==== Record extracts ====

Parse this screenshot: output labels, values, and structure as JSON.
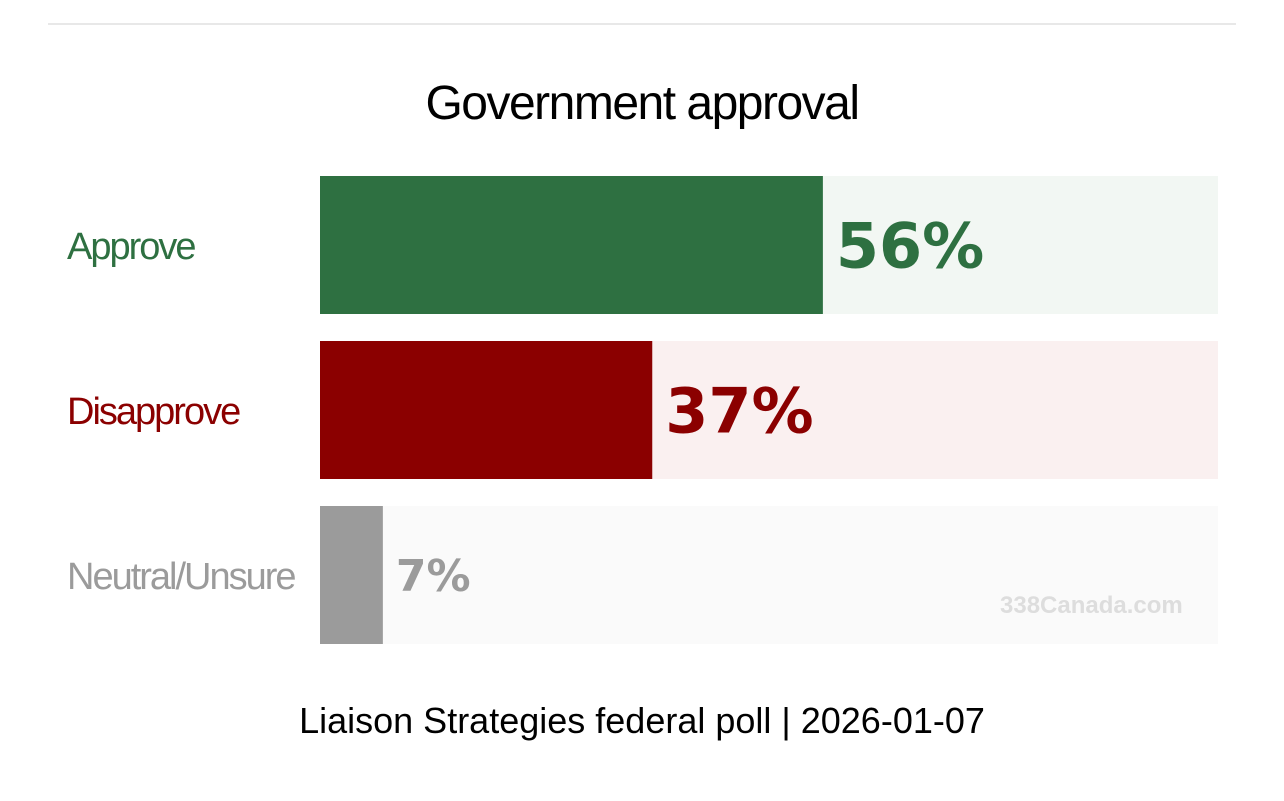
{
  "chart_data": {
    "type": "bar",
    "orientation": "horizontal",
    "title": "Government approval",
    "subtitle": "Liaison Strategies federal poll | 2026-01-07",
    "watermark": "338Canada.com",
    "xlim": [
      0,
      100
    ],
    "grid": false,
    "legend": "none",
    "categories": [
      "Approve",
      "Disapprove",
      "Neutral/Unsure"
    ],
    "values": [
      56,
      37,
      7
    ],
    "value_labels": [
      "56%",
      "37%",
      "7%"
    ],
    "colors": [
      "#2e7041",
      "#8b0000",
      "#9b9b9b"
    ],
    "track_colors": [
      "#f2f7f3",
      "#faf0f0",
      "#fafafa"
    ],
    "label_colors": [
      "#2e7041",
      "#8b0000",
      "#9b9b9b"
    ],
    "value_label_colors": [
      "#2e7041",
      "#8b0000",
      "#9b9b9b"
    ]
  }
}
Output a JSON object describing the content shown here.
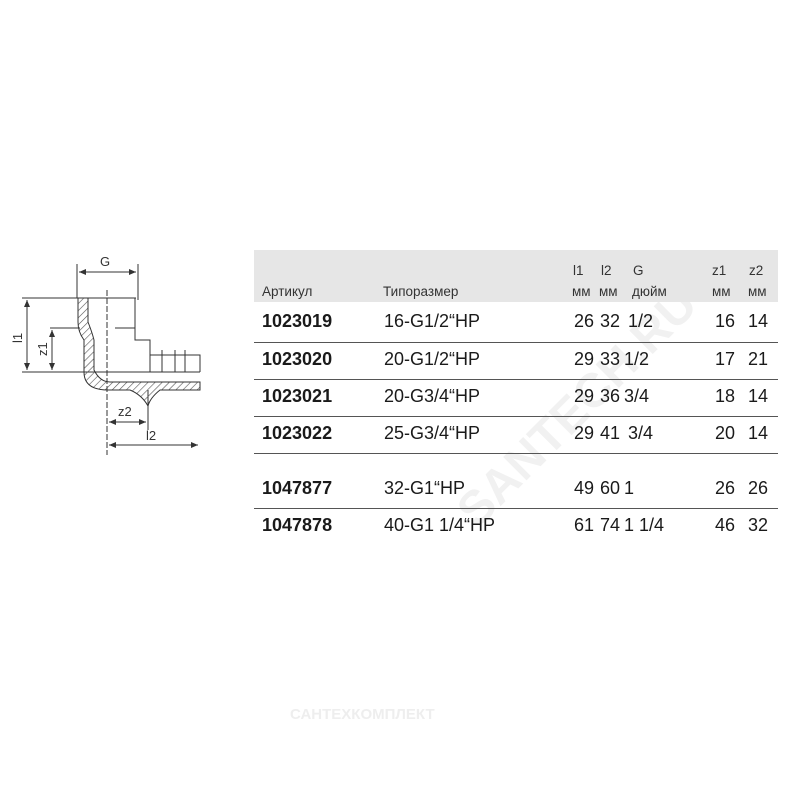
{
  "diagram": {
    "labels": {
      "G": "G",
      "l1": "l1",
      "z1": "z1",
      "z2": "z2",
      "l2": "l2"
    }
  },
  "table": {
    "headers": {
      "article": "Артикул",
      "size": "Типоразмер",
      "l1": "l1",
      "l1_unit": "мм",
      "l2": "l2",
      "l2_unit": "мм",
      "G": "G",
      "G_unit": "дюйм",
      "z1": "z1",
      "z1_unit": "мм",
      "z2": "z2",
      "z2_unit": "мм"
    },
    "rows": [
      {
        "article": "1023019",
        "size": "16-G1/2“HP",
        "l1": "26",
        "l2": "32",
        "G": "1/2",
        "z1": "16",
        "z2": "14"
      },
      {
        "article": "1023020",
        "size": "20-G1/2“HP",
        "l1": "29",
        "l2": "33",
        "G": "1/2",
        "z1": "17",
        "z2": "21"
      },
      {
        "article": "1023021",
        "size": "20-G3/4“HP",
        "l1": "29",
        "l2": "36",
        "G": "3/4",
        "z1": "18",
        "z2": "14"
      },
      {
        "article": "1023022",
        "size": "25-G3/4“HP",
        "l1": "29",
        "l2": "41",
        "G": "3/4",
        "z1": "20",
        "z2": "14"
      },
      {
        "article": "1047877",
        "size": "32-G1“HP",
        "l1": "49",
        "l2": "60",
        "G": "1",
        "z1": "26",
        "z2": "26"
      },
      {
        "article": "1047878",
        "size": "40-G1 1/4“HP",
        "l1": "61",
        "l2": "74",
        "G": "1 1/4",
        "z1": "46",
        "z2": "32"
      }
    ]
  },
  "watermarks": {
    "diagonal": "SANTECH.RU",
    "bottom": "САНТЕХКОМПЛЕКТ"
  }
}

====

-- Requirement --
Every entry should be returned exactly as written, minus the pictures.

-- Solution --
Parse this screenshot: output labels, values, and structure as JSON.
{
  "chart_data": {
    "type": "bar",
    "orientation": "horizontal",
    "title": "Government approval",
    "subtitle": "Liaison Strategies federal poll | 2026-01-07",
    "watermark": "338Canada.com",
    "xlim": [
      0,
      100
    ],
    "grid": false,
    "legend": "none",
    "categories": [
      "Approve",
      "Disapprove",
      "Neutral/Unsure"
    ],
    "values": [
      56,
      37,
      7
    ],
    "value_labels": [
      "56%",
      "37%",
      "7%"
    ],
    "colors": [
      "#2e7041",
      "#8b0000",
      "#9b9b9b"
    ],
    "track_colors": [
      "#f2f7f3",
      "#faf0f0",
      "#fafafa"
    ],
    "label_colors": [
      "#2e7041",
      "#8b0000",
      "#9b9b9b"
    ],
    "value_label_colors": [
      "#2e7041",
      "#8b0000",
      "#9b9b9b"
    ]
  }
}
Output a JSON object describing the content shown here.
{
  "diagram": {
    "labels": {
      "G": "G",
      "l1": "l1",
      "z1": "z1",
      "z2": "z2",
      "l2": "l2"
    }
  },
  "table": {
    "headers": {
      "article": "Артикул",
      "size": "Типоразмер",
      "l1": "l1",
      "l1_unit": "мм",
      "l2": "l2",
      "l2_unit": "мм",
      "G": "G",
      "G_unit": "дюйм",
      "z1": "z1",
      "z1_unit": "мм",
      "z2": "z2",
      "z2_unit": "мм"
    },
    "rows": [
      {
        "article": "1023019",
        "size": "16-G1/2“HP",
        "l1": "26",
        "l2": "32",
        "G": "1/2",
        "z1": "16",
        "z2": "14"
      },
      {
        "article": "1023020",
        "size": "20-G1/2“HP",
        "l1": "29",
        "l2": "33",
        "G": "1/2",
        "z1": "17",
        "z2": "21"
      },
      {
        "article": "1023021",
        "size": "20-G3/4“HP",
        "l1": "29",
        "l2": "36",
        "G": "3/4",
        "z1": "18",
        "z2": "14"
      },
      {
        "article": "1023022",
        "size": "25-G3/4“HP",
        "l1": "29",
        "l2": "41",
        "G": "3/4",
        "z1": "20",
        "z2": "14"
      },
      {
        "article": "1047877",
        "size": "32-G1“HP",
        "l1": "49",
        "l2": "60",
        "G": "1",
        "z1": "26",
        "z2": "26"
      },
      {
        "article": "1047878",
        "size": "40-G1 1/4“HP",
        "l1": "61",
        "l2": "74",
        "G": "1 1/4",
        "z1": "46",
        "z2": "32"
      }
    ]
  },
  "watermarks": {
    "diagonal": "SANTECH.RU",
    "bottom": "САНТЕХКОМПЛЕКТ"
  }
}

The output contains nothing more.